Task instructions: Print out the entries below with no edits.

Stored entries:
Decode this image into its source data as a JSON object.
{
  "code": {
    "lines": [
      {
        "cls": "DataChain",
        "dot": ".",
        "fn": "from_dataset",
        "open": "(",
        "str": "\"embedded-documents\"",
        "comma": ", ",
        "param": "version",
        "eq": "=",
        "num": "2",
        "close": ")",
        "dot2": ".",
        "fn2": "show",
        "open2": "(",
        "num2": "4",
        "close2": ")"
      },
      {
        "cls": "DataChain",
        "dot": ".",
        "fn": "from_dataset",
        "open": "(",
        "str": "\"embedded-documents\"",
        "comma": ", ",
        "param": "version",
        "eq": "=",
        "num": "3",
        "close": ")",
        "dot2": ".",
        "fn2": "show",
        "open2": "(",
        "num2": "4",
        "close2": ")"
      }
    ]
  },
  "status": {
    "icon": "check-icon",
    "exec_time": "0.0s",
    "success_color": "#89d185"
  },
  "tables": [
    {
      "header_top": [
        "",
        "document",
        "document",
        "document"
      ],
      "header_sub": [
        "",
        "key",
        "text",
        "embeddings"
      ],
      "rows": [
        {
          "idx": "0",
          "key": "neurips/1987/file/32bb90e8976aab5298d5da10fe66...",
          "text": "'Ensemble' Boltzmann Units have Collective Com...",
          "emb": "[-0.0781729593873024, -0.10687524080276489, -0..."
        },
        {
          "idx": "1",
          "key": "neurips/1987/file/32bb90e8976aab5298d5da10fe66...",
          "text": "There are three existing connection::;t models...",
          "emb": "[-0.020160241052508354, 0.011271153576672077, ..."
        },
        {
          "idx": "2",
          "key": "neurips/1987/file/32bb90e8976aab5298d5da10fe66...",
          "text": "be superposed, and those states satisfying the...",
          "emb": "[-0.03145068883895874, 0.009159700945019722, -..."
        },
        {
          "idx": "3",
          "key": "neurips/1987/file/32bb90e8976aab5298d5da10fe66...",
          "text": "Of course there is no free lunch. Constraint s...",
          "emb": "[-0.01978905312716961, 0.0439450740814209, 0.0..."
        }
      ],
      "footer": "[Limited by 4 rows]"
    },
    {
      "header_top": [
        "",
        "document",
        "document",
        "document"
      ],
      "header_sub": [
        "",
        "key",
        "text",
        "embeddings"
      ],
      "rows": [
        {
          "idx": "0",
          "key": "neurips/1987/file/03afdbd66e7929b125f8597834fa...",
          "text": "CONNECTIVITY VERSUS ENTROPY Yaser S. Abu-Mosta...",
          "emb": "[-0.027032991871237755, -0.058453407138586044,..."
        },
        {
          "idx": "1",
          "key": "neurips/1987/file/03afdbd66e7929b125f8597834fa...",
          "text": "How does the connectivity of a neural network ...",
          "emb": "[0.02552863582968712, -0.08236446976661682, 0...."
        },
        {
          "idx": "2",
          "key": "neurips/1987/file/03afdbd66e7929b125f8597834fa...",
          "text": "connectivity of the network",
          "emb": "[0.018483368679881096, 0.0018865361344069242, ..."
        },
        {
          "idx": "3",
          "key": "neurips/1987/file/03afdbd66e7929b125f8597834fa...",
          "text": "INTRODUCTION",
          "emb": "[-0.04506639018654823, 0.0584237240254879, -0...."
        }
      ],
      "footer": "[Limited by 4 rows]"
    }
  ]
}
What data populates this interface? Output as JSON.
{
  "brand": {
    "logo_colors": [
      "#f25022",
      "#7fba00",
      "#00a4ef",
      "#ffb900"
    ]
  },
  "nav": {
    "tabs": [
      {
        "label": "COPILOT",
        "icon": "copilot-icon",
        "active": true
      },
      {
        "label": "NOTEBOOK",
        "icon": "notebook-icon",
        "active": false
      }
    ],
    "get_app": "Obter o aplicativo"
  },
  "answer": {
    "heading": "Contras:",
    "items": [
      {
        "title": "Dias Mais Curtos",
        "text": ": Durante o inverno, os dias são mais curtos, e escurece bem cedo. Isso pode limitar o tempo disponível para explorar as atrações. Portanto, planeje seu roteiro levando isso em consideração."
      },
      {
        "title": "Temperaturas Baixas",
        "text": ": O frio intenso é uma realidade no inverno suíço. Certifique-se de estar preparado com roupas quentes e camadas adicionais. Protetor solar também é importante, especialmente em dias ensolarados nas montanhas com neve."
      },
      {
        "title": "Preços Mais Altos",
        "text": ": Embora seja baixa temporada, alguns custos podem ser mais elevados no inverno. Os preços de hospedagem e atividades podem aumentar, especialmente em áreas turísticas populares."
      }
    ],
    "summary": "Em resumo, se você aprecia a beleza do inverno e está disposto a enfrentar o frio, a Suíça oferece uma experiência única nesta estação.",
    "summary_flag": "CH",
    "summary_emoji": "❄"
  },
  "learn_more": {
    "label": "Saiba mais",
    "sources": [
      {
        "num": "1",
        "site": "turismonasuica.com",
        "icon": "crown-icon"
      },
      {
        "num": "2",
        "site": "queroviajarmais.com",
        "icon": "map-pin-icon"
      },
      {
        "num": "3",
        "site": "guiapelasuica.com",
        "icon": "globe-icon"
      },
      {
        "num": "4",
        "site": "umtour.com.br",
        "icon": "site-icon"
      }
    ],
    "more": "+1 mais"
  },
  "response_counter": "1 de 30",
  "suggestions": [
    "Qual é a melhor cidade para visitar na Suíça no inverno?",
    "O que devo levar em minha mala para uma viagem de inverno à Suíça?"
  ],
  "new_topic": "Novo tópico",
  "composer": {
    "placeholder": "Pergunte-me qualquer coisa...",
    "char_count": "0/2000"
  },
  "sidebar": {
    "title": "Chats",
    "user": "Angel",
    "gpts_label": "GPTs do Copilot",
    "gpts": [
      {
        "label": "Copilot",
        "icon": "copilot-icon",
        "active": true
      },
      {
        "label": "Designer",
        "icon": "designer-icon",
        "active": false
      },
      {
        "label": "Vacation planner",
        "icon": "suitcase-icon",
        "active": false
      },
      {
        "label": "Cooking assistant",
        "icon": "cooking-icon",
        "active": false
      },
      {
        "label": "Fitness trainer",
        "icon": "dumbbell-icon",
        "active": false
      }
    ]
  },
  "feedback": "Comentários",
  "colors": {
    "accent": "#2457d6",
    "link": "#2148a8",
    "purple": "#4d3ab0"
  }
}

Written answer:
Decode this image into its source data as a JSON object.
{
  "code": {
    "lines": [
      {
        "cls": "DataChain",
        "dot": ".",
        "fn": "from_dataset",
        "open": "(",
        "str": "\"embedded-documents\"",
        "comma": ", ",
        "param": "version",
        "eq": "=",
        "num": "2",
        "close": ")",
        "dot2": ".",
        "fn2": "show",
        "open2": "(",
        "num2": "4",
        "close2": ")"
      },
      {
        "cls": "DataChain",
        "dot": ".",
        "fn": "from_dataset",
        "open": "(",
        "str": "\"embedded-documents\"",
        "comma": ", ",
        "param": "version",
        "eq": "=",
        "num": "3",
        "close": ")",
        "dot2": ".",
        "fn2": "show",
        "open2": "(",
        "num2": "4",
        "close2": ")"
      }
    ]
  },
  "status": {
    "icon": "check-icon",
    "exec_time": "0.0s",
    "success_color": "#89d185"
  },
  "tables": [
    {
      "header_top": [
        "",
        "document",
        "document",
        "document"
      ],
      "header_sub": [
        "",
        "key",
        "text",
        "embeddings"
      ],
      "rows": [
        {
          "idx": "0",
          "key": "neurips/1987/file/32bb90e8976aab5298d5da10fe66...",
          "text": "'Ensemble' Boltzmann Units have Collective Com...",
          "emb": "[-0.0781729593873024, -0.10687524080276489, -0..."
        },
        {
          "idx": "1",
          "key": "neurips/1987/file/32bb90e8976aab5298d5da10fe66...",
          "text": "There are three existing connection::;t models...",
          "emb": "[-0.020160241052508354, 0.011271153576672077, ..."
        },
        {
          "idx": "2",
          "key": "neurips/1987/file/32bb90e8976aab5298d5da10fe66...",
          "text": "be superposed, and those states satisfying the...",
          "emb": "[-0.03145068883895874, 0.009159700945019722, -..."
        },
        {
          "idx": "3",
          "key": "neurips/1987/file/32bb90e8976aab5298d5da10fe66...",
          "text": "Of course there is no free lunch. Constraint s...",
          "emb": "[-0.01978905312716961, 0.0439450740814209, 0.0..."
        }
      ],
      "footer": "[Limited by 4 rows]"
    },
    {
      "header_top": [
        "",
        "document",
        "document",
        "document"
      ],
      "header_sub": [
        "",
        "key",
        "text",
        "embeddings"
      ],
      "rows": [
        {
          "idx": "0",
          "key": "neurips/1987/file/03afdbd66e7929b125f8597834fa...",
          "text": "CONNECTIVITY VERSUS ENTROPY Yaser S. Abu-Mosta...",
          "emb": "[-0.027032991871237755, -0.058453407138586044,..."
        },
        {
          "idx": "1",
          "key": "neurips/1987/file/03afdbd66e7929b125f8597834fa...",
          "text": "How does the connectivity of a neural network ...",
          "emb": "[0.02552863582968712, -0.08236446976661682, 0...."
        },
        {
          "idx": "2",
          "key": "neurips/1987/file/03afdbd66e7929b125f8597834fa...",
          "text": "connectivity of the network",
          "emb": "[0.018483368679881096, 0.0018865361344069242, ..."
        },
        {
          "idx": "3",
          "key": "neurips/1987/file/03afdbd66e7929b125f8597834fa...",
          "text": "INTRODUCTION",
          "emb": "[-0.04506639018654823, 0.0584237240254879, -0...."
        }
      ],
      "footer": "[Limited by 4 rows]"
    }
  ]
}
What data populates this interface? Output as JSON.
{
  "brand": {
    "logo_colors": [
      "#f25022",
      "#7fba00",
      "#00a4ef",
      "#ffb900"
    ]
  },
  "nav": {
    "tabs": [
      {
        "label": "COPILOT",
        "icon": "copilot-icon",
        "active": true
      },
      {
        "label": "NOTEBOOK",
        "icon": "notebook-icon",
        "active": false
      }
    ],
    "get_app": "Obter o aplicativo"
  },
  "answer": {
    "heading": "Contras:",
    "items": [
      {
        "title": "Dias Mais Curtos",
        "text": ": Durante o inverno, os dias são mais curtos, e escurece bem cedo. Isso pode limitar o tempo disponível para explorar as atrações. Portanto, planeje seu roteiro levando isso em consideração."
      },
      {
        "title": "Temperaturas Baixas",
        "text": ": O frio intenso é uma realidade no inverno suíço. Certifique-se de estar preparado com roupas quentes e camadas adicionais. Protetor solar também é importante, especialmente em dias ensolarados nas montanhas com neve."
      },
      {
        "title": "Preços Mais Altos",
        "text": ": Embora seja baixa temporada, alguns custos podem ser mais elevados no inverno. Os preços de hospedagem e atividades podem aumentar, especialmente em áreas turísticas populares."
      }
    ],
    "summary": "Em resumo, se você aprecia a beleza do inverno e está disposto a enfrentar o frio, a Suíça oferece uma experiência única nesta estação.",
    "summary_flag": "CH",
    "summary_emoji": "❄"
  },
  "learn_more": {
    "label": "Saiba mais",
    "sources": [
      {
        "num": "1",
        "site": "turismonasuica.com",
        "icon": "crown-icon"
      },
      {
        "num": "2",
        "site": "queroviajarmais.com",
        "icon": "map-pin-icon"
      },
      {
        "num": "3",
        "site": "guiapelasuica.com",
        "icon": "globe-icon"
      },
      {
        "num": "4",
        "site": "umtour.com.br",
        "icon": "site-icon"
      }
    ],
    "more": "+1 mais"
  },
  "response_counter": "1 de 30",
  "suggestions": [
    "Qual é a melhor cidade para visitar na Suíça no inverno?",
    "O que devo levar em minha mala para uma viagem de inverno à Suíça?"
  ],
  "new_topic": "Novo tópico",
  "composer": {
    "placeholder": "Pergunte-me qualquer coisa...",
    "char_count": "0/2000"
  },
  "sidebar": {
    "title": "Chats",
    "user": "Angel",
    "gpts_label": "GPTs do Copilot",
    "gpts": [
      {
        "label": "Copilot",
        "icon": "copilot-icon",
        "active": true
      },
      {
        "label": "Designer",
        "icon": "designer-icon",
        "active": false
      },
      {
        "label": "Vacation planner",
        "icon": "suitcase-icon",
        "active": false
      },
      {
        "label": "Cooking assistant",
        "icon": "cooking-icon",
        "active": false
      },
      {
        "label": "Fitness trainer",
        "icon": "dumbbell-icon",
        "active": false
      }
    ]
  },
  "feedback": "Comentários",
  "colors": {
    "accent": "#2457d6",
    "link": "#2148a8",
    "purple": "#4d3ab0"
  }
}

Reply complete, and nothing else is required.